## start Material
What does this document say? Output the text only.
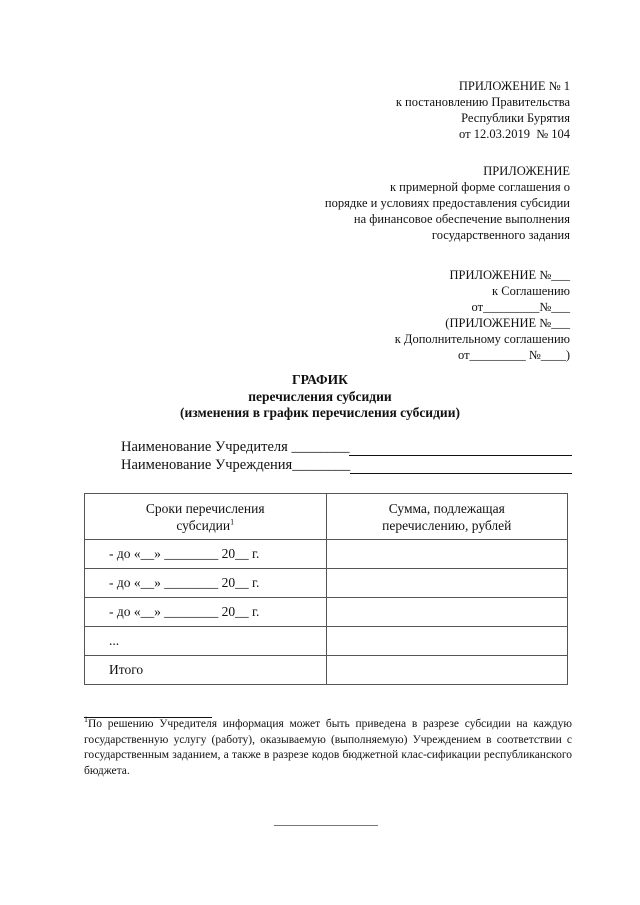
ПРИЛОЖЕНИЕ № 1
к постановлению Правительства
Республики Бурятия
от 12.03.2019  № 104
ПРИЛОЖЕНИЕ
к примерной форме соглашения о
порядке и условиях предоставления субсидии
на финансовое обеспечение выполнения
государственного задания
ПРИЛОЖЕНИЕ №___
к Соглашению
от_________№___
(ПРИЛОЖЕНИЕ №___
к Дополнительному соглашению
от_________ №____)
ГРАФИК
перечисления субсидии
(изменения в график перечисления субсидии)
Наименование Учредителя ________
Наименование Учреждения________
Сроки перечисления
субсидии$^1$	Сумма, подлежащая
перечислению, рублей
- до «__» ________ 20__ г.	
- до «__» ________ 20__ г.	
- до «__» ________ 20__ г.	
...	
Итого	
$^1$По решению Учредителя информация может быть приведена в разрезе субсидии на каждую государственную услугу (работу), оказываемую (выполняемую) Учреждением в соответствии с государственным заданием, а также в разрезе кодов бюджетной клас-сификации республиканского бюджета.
## end Material
## start Material
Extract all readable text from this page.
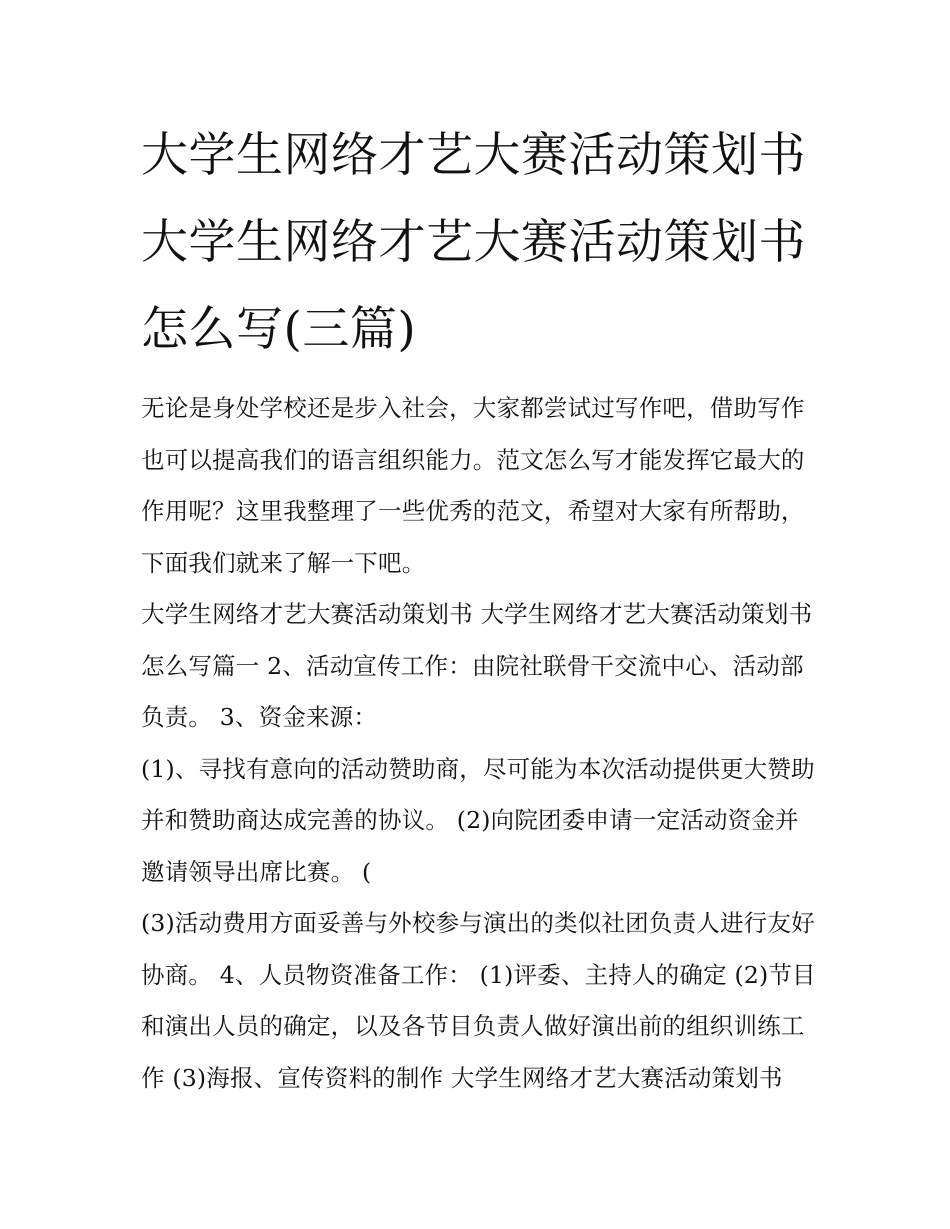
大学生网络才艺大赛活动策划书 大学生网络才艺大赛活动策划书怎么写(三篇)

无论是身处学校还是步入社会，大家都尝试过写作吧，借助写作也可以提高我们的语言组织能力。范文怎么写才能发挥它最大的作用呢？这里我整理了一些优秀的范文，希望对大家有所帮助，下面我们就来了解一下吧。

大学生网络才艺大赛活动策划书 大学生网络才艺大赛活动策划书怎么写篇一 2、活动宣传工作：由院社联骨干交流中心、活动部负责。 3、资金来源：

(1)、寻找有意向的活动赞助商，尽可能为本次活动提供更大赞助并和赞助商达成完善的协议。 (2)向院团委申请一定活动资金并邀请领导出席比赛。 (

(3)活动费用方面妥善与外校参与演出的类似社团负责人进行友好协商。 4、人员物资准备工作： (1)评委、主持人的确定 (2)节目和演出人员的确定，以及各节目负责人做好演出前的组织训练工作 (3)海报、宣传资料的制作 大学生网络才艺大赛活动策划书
## end Material
## start Material
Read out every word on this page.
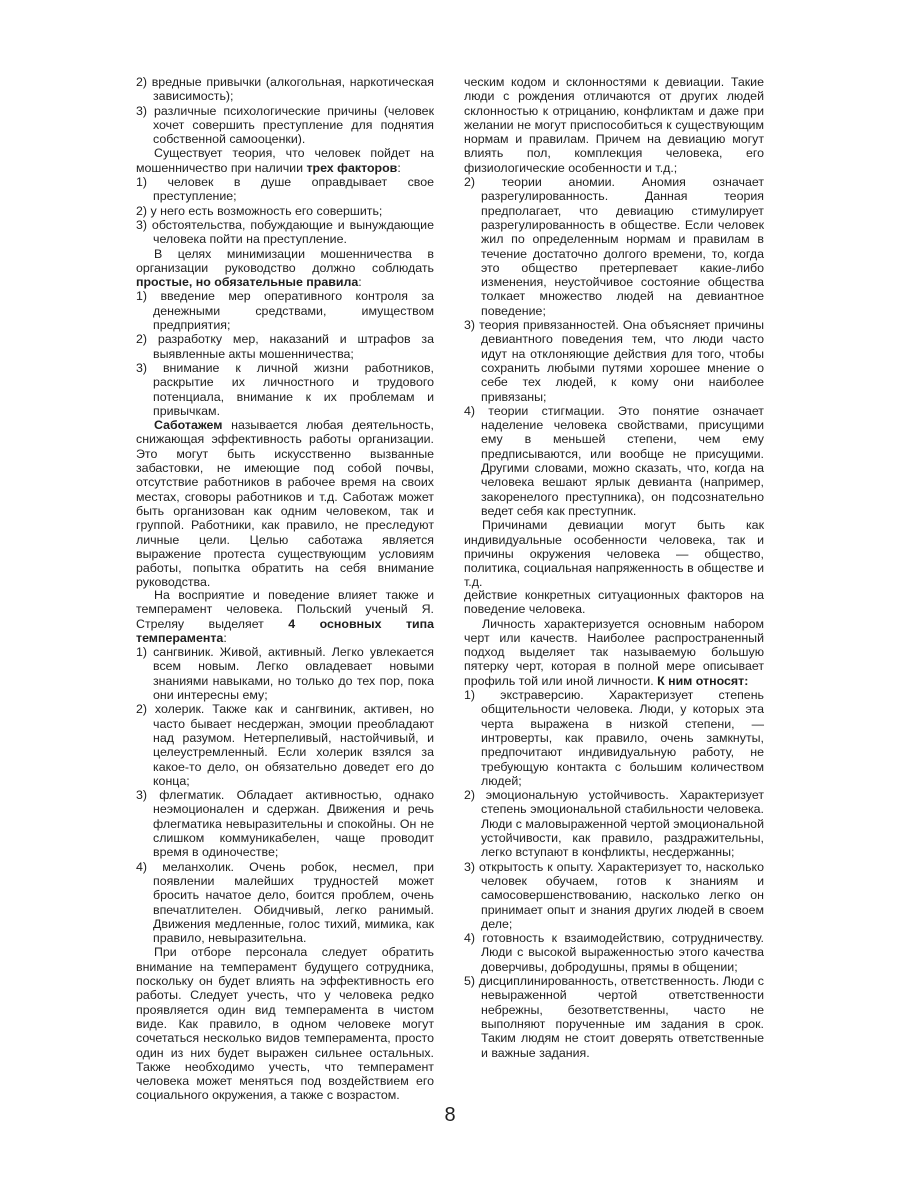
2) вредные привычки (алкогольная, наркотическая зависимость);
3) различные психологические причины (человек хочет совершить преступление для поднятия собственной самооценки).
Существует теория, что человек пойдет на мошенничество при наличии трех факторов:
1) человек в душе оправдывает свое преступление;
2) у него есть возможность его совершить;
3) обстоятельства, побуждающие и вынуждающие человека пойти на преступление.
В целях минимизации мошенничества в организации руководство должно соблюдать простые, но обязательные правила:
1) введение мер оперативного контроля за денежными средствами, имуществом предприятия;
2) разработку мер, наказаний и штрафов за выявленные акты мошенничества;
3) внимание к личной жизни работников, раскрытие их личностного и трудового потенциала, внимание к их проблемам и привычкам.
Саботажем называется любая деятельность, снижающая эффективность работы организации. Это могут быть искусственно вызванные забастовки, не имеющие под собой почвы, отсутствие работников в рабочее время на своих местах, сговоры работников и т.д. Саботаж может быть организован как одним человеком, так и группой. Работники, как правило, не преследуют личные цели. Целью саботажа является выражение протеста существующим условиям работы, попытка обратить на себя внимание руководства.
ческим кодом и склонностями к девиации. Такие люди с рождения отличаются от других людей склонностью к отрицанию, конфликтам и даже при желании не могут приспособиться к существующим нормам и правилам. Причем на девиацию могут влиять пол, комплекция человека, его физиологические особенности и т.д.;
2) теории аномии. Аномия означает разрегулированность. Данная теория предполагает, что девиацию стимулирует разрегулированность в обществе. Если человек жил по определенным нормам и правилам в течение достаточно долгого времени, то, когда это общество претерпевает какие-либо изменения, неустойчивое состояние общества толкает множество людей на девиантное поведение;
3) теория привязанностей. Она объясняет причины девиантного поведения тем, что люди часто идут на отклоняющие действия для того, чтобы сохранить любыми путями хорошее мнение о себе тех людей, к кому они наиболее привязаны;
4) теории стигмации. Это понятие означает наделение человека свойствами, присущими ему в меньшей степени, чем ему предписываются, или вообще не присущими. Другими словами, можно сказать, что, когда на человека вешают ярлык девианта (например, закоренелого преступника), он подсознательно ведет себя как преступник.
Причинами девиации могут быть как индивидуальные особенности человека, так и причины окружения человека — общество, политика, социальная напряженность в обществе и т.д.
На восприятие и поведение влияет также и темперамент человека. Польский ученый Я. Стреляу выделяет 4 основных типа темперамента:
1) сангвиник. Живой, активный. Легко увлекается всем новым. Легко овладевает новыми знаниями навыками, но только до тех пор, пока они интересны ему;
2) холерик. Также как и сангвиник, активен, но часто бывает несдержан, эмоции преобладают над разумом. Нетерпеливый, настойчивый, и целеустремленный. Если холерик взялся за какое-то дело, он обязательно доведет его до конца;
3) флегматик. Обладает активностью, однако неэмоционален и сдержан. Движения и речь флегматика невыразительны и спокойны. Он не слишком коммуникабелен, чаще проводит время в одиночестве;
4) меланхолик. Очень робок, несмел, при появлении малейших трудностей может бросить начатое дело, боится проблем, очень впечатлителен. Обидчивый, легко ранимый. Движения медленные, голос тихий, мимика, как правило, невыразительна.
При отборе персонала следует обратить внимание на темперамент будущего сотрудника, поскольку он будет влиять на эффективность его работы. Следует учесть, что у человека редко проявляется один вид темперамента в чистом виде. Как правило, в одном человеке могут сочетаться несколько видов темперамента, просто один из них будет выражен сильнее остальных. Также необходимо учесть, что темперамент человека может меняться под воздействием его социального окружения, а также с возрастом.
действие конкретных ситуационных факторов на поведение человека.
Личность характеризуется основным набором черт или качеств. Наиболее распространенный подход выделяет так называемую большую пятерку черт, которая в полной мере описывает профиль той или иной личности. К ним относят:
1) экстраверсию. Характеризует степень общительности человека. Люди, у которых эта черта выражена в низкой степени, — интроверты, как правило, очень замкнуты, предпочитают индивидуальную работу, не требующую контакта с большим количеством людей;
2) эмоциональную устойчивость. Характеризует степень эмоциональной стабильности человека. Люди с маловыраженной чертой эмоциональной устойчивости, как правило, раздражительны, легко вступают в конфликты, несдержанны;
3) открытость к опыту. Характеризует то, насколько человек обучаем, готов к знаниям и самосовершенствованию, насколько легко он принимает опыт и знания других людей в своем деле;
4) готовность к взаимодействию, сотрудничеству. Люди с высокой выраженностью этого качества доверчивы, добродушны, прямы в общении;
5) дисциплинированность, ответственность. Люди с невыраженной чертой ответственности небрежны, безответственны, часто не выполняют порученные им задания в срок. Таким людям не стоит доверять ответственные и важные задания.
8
## end Material
* _Instruction_
Looking at the material above, count the lines that hold "правилам" and give the total alone.

* _Exercise output_
2